▶ _YOUR OBJECTIVE_
Copy out each line containing "role" from the entries below.
■ ■ ■ ■
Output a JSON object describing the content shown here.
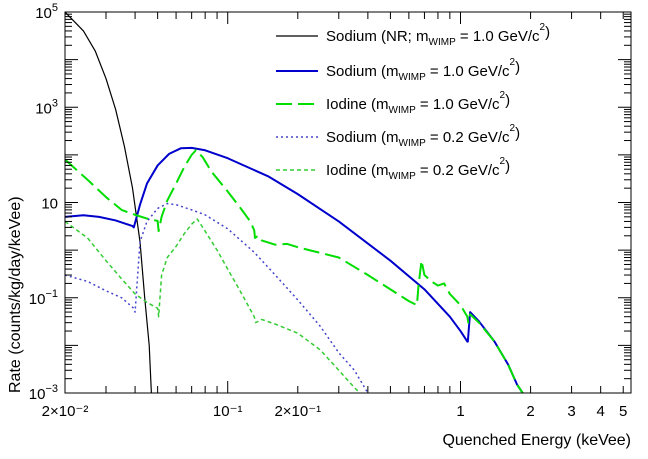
{
  "chart_data": {
    "type": "line",
    "title": "",
    "xlabel": "Quenched Energy (keVee)",
    "ylabel": "Rate (counts/kg/day/keVee)",
    "xscale": "log",
    "yscale": "log",
    "xlim": [
      0.02,
      5.4
    ],
    "ylim": [
      0.001,
      100000
    ],
    "grid": false,
    "legend_position": "top-right",
    "x_tick_labels": [
      {
        "value": 0.02,
        "label": "2×10⁻²"
      },
      {
        "value": 0.1,
        "label": "10⁻¹"
      },
      {
        "value": 0.2,
        "label": "2×10⁻¹"
      },
      {
        "value": 1,
        "label": "1"
      },
      {
        "value": 2,
        "label": "2"
      },
      {
        "value": 3,
        "label": "3"
      },
      {
        "value": 4,
        "label": "4"
      },
      {
        "value": 5,
        "label": "5"
      }
    ],
    "y_tick_labels": [
      {
        "value": 100000,
        "base": "10",
        "exp": "5"
      },
      {
        "value": 1000,
        "base": "10",
        "exp": "3"
      },
      {
        "value": 10,
        "base": "10",
        "exp": ""
      },
      {
        "value": 0.1,
        "base": "10",
        "exp": "−1"
      },
      {
        "value": 0.001,
        "base": "10",
        "exp": "−3"
      }
    ],
    "series": [
      {
        "legend_main": "Sodium (NR; m",
        "legend_sub": "WIMP",
        "legend_mid": " = 1.0 GeV/c",
        "legend_sup": "2",
        "legend_end": ")",
        "color": "#000000",
        "dash": "",
        "width": 1.2,
        "points": [
          [
            0.02,
            100000
          ],
          [
            0.024,
            40000
          ],
          [
            0.027,
            15000
          ],
          [
            0.03,
            4000
          ],
          [
            0.033,
            900
          ],
          [
            0.036,
            150
          ],
          [
            0.039,
            20
          ],
          [
            0.042,
            1.5
          ],
          [
            0.044,
            0.1
          ],
          [
            0.046,
            0.01
          ],
          [
            0.047,
            0.001
          ]
        ]
      },
      {
        "legend_main": "Sodium (m",
        "legend_sub": "WIMP",
        "legend_mid": " = 1.0 GeV/c",
        "legend_sup": "2",
        "legend_end": ")",
        "color": "#0000cc",
        "dash": "",
        "width": 2,
        "points": [
          [
            0.02,
            5
          ],
          [
            0.024,
            5.4
          ],
          [
            0.028,
            5
          ],
          [
            0.033,
            4.2
          ],
          [
            0.039,
            3.2
          ],
          [
            0.0395,
            3
          ],
          [
            0.042,
            9
          ],
          [
            0.045,
            25
          ],
          [
            0.05,
            60
          ],
          [
            0.056,
            105
          ],
          [
            0.063,
            138
          ],
          [
            0.07,
            140
          ],
          [
            0.08,
            125
          ],
          [
            0.1,
            85
          ],
          [
            0.15,
            35
          ],
          [
            0.2,
            15
          ],
          [
            0.3,
            4
          ],
          [
            0.5,
            0.6
          ],
          [
            0.7,
            0.15
          ],
          [
            0.9,
            0.04
          ],
          [
            1.0,
            0.02
          ],
          [
            1.07,
            0.012
          ],
          [
            1.075,
            0.012
          ],
          [
            1.1,
            0.05
          ],
          [
            1.2,
            0.032
          ],
          [
            1.4,
            0.012
          ],
          [
            1.6,
            0.004
          ],
          [
            1.75,
            0.0015
          ],
          [
            1.85,
            0.001
          ]
        ]
      },
      {
        "legend_main": "Iodine   (m",
        "legend_sub": "WIMP",
        "legend_mid": " = 1.0 GeV/c",
        "legend_sup": "2",
        "legend_end": ")",
        "color": "#00dd00",
        "dash": "16,6",
        "width": 2,
        "points": [
          [
            0.02,
            80
          ],
          [
            0.025,
            30
          ],
          [
            0.03,
            13
          ],
          [
            0.035,
            7
          ],
          [
            0.04,
            5.5
          ],
          [
            0.045,
            4.6
          ],
          [
            0.05,
            4.1
          ],
          [
            0.0505,
            2.5
          ],
          [
            0.052,
            5
          ],
          [
            0.055,
            11
          ],
          [
            0.06,
            25
          ],
          [
            0.065,
            55
          ],
          [
            0.07,
            100
          ],
          [
            0.073,
            125
          ],
          [
            0.078,
            90
          ],
          [
            0.085,
            45
          ],
          [
            0.1,
            17
          ],
          [
            0.115,
            7
          ],
          [
            0.125,
            4
          ],
          [
            0.13,
            2.6
          ],
          [
            0.131,
            1.8
          ],
          [
            0.135,
            2
          ],
          [
            0.14,
            1.6
          ],
          [
            0.16,
            1.3
          ],
          [
            0.18,
            1.35
          ],
          [
            0.2,
            1.15
          ],
          [
            0.3,
            0.7
          ],
          [
            0.4,
            0.3
          ],
          [
            0.5,
            0.15
          ],
          [
            0.6,
            0.085
          ],
          [
            0.65,
            0.07
          ],
          [
            0.66,
            0.18
          ],
          [
            0.68,
            0.6
          ],
          [
            0.7,
            0.3
          ],
          [
            0.75,
            0.22
          ],
          [
            0.8,
            0.18
          ],
          [
            0.85,
            0.2
          ],
          [
            0.9,
            0.12
          ],
          [
            1.0,
            0.07
          ],
          [
            1.07,
            0.04
          ],
          [
            1.08,
            0.03
          ],
          [
            1.1,
            0.045
          ],
          [
            1.2,
            0.03
          ],
          [
            1.4,
            0.012
          ],
          [
            1.6,
            0.004
          ],
          [
            1.75,
            0.0015
          ],
          [
            1.85,
            0.001
          ]
        ]
      },
      {
        "legend_main": "Sodium (m",
        "legend_sub": "WIMP",
        "legend_mid": " = 0.2 GeV/c",
        "legend_sup": "2",
        "legend_end": ")",
        "color": "#4444cc",
        "dash": "2,3",
        "width": 1.5,
        "points": [
          [
            0.02,
            0.3
          ],
          [
            0.025,
            0.22
          ],
          [
            0.03,
            0.14
          ],
          [
            0.035,
            0.1
          ],
          [
            0.0395,
            0.06
          ],
          [
            0.04,
            0.05
          ],
          [
            0.042,
            1.5
          ],
          [
            0.045,
            4
          ],
          [
            0.05,
            7.5
          ],
          [
            0.055,
            9.5
          ],
          [
            0.06,
            9
          ],
          [
            0.07,
            7
          ],
          [
            0.08,
            5.5
          ],
          [
            0.1,
            2.8
          ],
          [
            0.13,
            0.9
          ],
          [
            0.16,
            0.3
          ],
          [
            0.2,
            0.09
          ],
          [
            0.25,
            0.025
          ],
          [
            0.3,
            0.007
          ],
          [
            0.35,
            0.003
          ],
          [
            0.4,
            0.001
          ]
        ]
      },
      {
        "legend_main": "Iodine   (m",
        "legend_sub": "WIMP",
        "legend_mid": " = 0.2 GeV/c",
        "legend_sup": "2",
        "legend_end": ")",
        "color": "#33cc33",
        "dash": "4,3",
        "width": 1.5,
        "points": [
          [
            0.02,
            4
          ],
          [
            0.025,
            1.8
          ],
          [
            0.03,
            0.6
          ],
          [
            0.035,
            0.25
          ],
          [
            0.04,
            0.12
          ],
          [
            0.045,
            0.08
          ],
          [
            0.05,
            0.06
          ],
          [
            0.0505,
            0.04
          ],
          [
            0.052,
            0.3
          ],
          [
            0.055,
            0.7
          ],
          [
            0.06,
            1.2
          ],
          [
            0.065,
            2.2
          ],
          [
            0.07,
            3.5
          ],
          [
            0.074,
            4.5
          ],
          [
            0.08,
            2.5
          ],
          [
            0.09,
            1
          ],
          [
            0.1,
            0.4
          ],
          [
            0.115,
            0.12
          ],
          [
            0.13,
            0.04
          ],
          [
            0.132,
            0.03
          ],
          [
            0.14,
            0.035
          ],
          [
            0.16,
            0.028
          ],
          [
            0.2,
            0.018
          ],
          [
            0.25,
            0.008
          ],
          [
            0.3,
            0.003
          ],
          [
            0.35,
            0.0013
          ],
          [
            0.37,
            0.001
          ]
        ]
      }
    ]
  }
}
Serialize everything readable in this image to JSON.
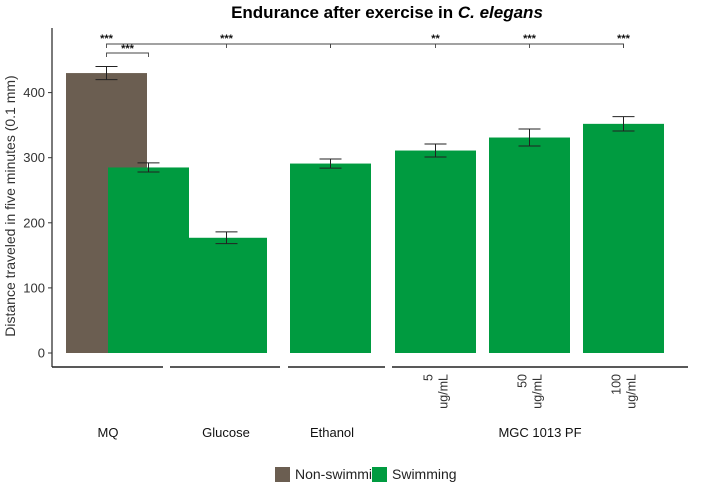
{
  "chart_data": {
    "type": "bar",
    "title_prefix": "Endurance after exercise in ",
    "title_italic": "C. elegans",
    "ylabel": "Distance traveled in five minutes (0.1 mm)",
    "xlabel": "",
    "ylim": [
      0,
      460
    ],
    "yticks": [
      0,
      100,
      200,
      300,
      400
    ],
    "groups": [
      "MQ",
      "Glucose",
      "Ethanol",
      "MGC 1013 PF"
    ],
    "series_colors": {
      "Non-swimming": "#6b5e51",
      "Swimming": "#009b40"
    },
    "bars": [
      {
        "group": "MQ",
        "series": "Non-swimming",
        "sublabel": "",
        "value": 430,
        "error": 10
      },
      {
        "group": "MQ",
        "series": "Swimming",
        "sublabel": "",
        "value": 285,
        "error": 7
      },
      {
        "group": "Glucose",
        "series": "Swimming",
        "sublabel": "",
        "value": 177,
        "error": 9
      },
      {
        "group": "Ethanol",
        "series": "Swimming",
        "sublabel": "",
        "value": 291,
        "error": 7
      },
      {
        "group": "MGC 1013 PF",
        "series": "Swimming",
        "sublabel": "5 ug/mL",
        "sublabel_lines": [
          "5",
          "ug/mL"
        ],
        "value": 311,
        "error": 10
      },
      {
        "group": "MGC 1013 PF",
        "series": "Swimming",
        "sublabel": "50 ug/mL",
        "sublabel_lines": [
          "50",
          "ug/mL"
        ],
        "value": 331,
        "error": 13
      },
      {
        "group": "MGC 1013 PF",
        "series": "Swimming",
        "sublabel": "100 ug/mL",
        "sublabel_lines": [
          "100",
          "ug/mL"
        ],
        "value": 352,
        "error": 11
      }
    ],
    "significance": [
      {
        "from_bar": 0,
        "to_bar": 1,
        "label": "***"
      },
      {
        "from_bar": 0,
        "to_bar": 3,
        "label": "***",
        "mid_label_bar": 2
      },
      {
        "from_bar": 3,
        "to_bar": 6,
        "label": "**",
        "to_bars": [
          4,
          5,
          6
        ],
        "labels": [
          "**",
          "***",
          "***"
        ]
      }
    ],
    "legend": {
      "position": "bottom",
      "entries": [
        {
          "name": "Non-swimming",
          "color": "#6b5e51"
        },
        {
          "name": "Swimming",
          "color": "#009b40"
        }
      ]
    }
  }
}
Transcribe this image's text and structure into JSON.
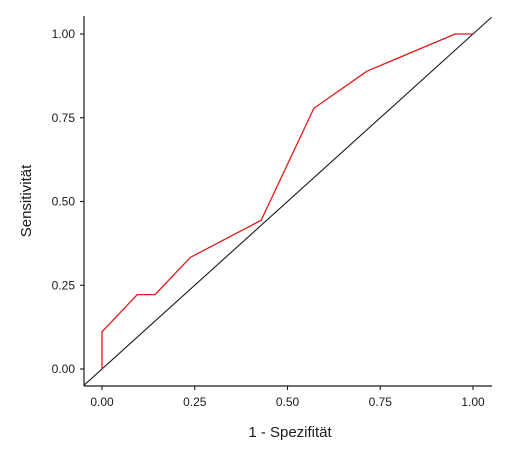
{
  "chart_data": {
    "type": "line",
    "title": "",
    "xlabel": "1 - Spezifität",
    "ylabel": "Sensitivität",
    "xlim": [
      0,
      1
    ],
    "ylim": [
      0,
      1
    ],
    "x_ticks": [
      "0.00",
      "0.25",
      "0.50",
      "0.75",
      "1.00"
    ],
    "y_ticks": [
      "0.00",
      "0.25",
      "0.50",
      "0.75",
      "1.00"
    ],
    "grid": false,
    "series": [
      {
        "role": "roc-curve",
        "color": "#e31a1c",
        "x": [
          0.0,
          0.0,
          0.095,
          0.143,
          0.238,
          0.429,
          0.571,
          0.714,
          0.952,
          1.0
        ],
        "y": [
          0.0,
          0.111,
          0.222,
          0.222,
          0.333,
          0.444,
          0.778,
          0.889,
          1.0,
          1.0
        ]
      },
      {
        "role": "diagonal-reference",
        "color": "#1a1a1a",
        "x": [
          -0.05,
          1.05
        ],
        "y": [
          -0.05,
          1.05
        ]
      }
    ]
  }
}
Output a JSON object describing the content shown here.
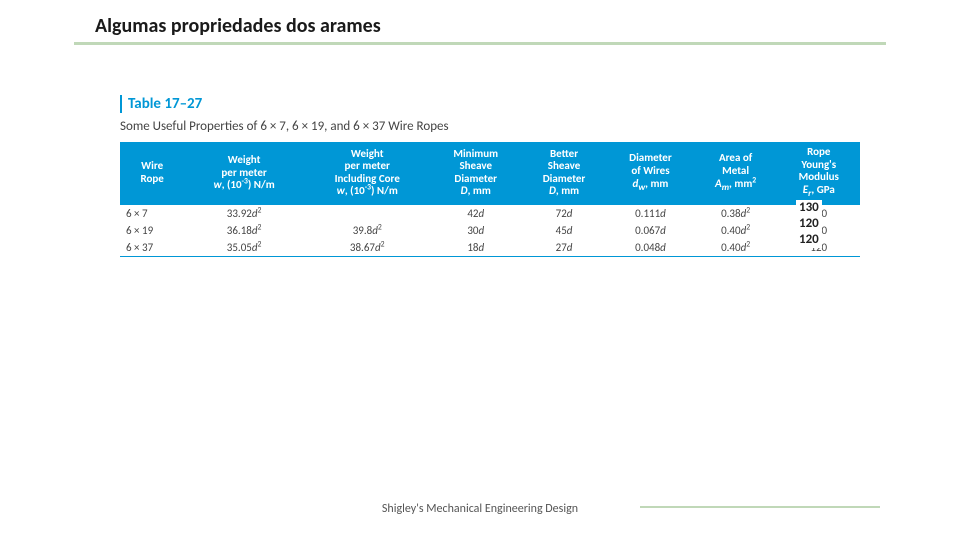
{
  "page": {
    "title": "Algumas propriedades dos arames",
    "footer": "Shigley's Mechanical Engineering Design"
  },
  "table": {
    "label": "Table 17–27",
    "caption": "Some Useful Properties of 6 × 7, 6 × 19, and 6 × 37 Wire Ropes",
    "header_bg": "#0097d6",
    "header_color": "#ffffff",
    "rule_color": "#0097d6",
    "columns": [
      {
        "lines": [
          "Wire",
          "Rope"
        ]
      },
      {
        "lines": [
          "Weight",
          "per meter",
          "w, (10⁻³) N/m"
        ]
      },
      {
        "lines": [
          "Weight",
          "per meter",
          "Including Core",
          "w, (10⁻³) N/m"
        ]
      },
      {
        "lines": [
          "Minimum",
          "Sheave",
          "Diameter",
          "D, mm"
        ]
      },
      {
        "lines": [
          "Better",
          "Sheave",
          "Diameter",
          "D, mm"
        ]
      },
      {
        "lines": [
          "Diameter",
          "of Wires",
          "d_w, mm"
        ]
      },
      {
        "lines": [
          "Area of",
          "Metal",
          "A_m, mm²"
        ]
      },
      {
        "lines": [
          "Rope",
          "Young's",
          "Modulus",
          "E_r, GPa"
        ]
      }
    ],
    "rows": [
      {
        "wire_rope": "6 × 7",
        "w": "33.92d²",
        "w_core": "",
        "d_min": "42d",
        "d_better": "72d",
        "dw": "0.111d",
        "am": "0.38d²",
        "er": "130"
      },
      {
        "wire_rope": "6 × 19",
        "w": "36.18d²",
        "w_core": "39.8d²",
        "d_min": "30d",
        "d_better": "45d",
        "dw": "0.067d",
        "am": "0.40d²",
        "er": "120"
      },
      {
        "wire_rope": "6 × 37",
        "w": "35.05d²",
        "w_core": "38.67d²",
        "d_min": "18d",
        "d_better": "27d",
        "dw": "0.048d",
        "am": "0.40d²",
        "er": "120"
      }
    ]
  },
  "overlay": {
    "line1": "130",
    "line2": "120",
    "line3": "120"
  },
  "colors": {
    "accent_line": "#c0d8b8"
  }
}
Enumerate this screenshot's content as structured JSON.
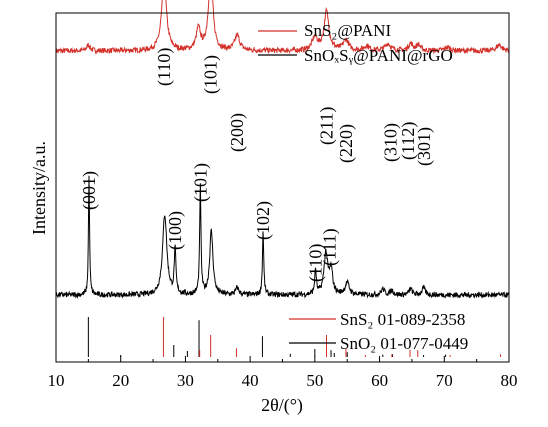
■ ■ ■ ■
▶ _SOLVED PROBLEM_
        "role": "roc-curve",
        "role": "diagonal-reference",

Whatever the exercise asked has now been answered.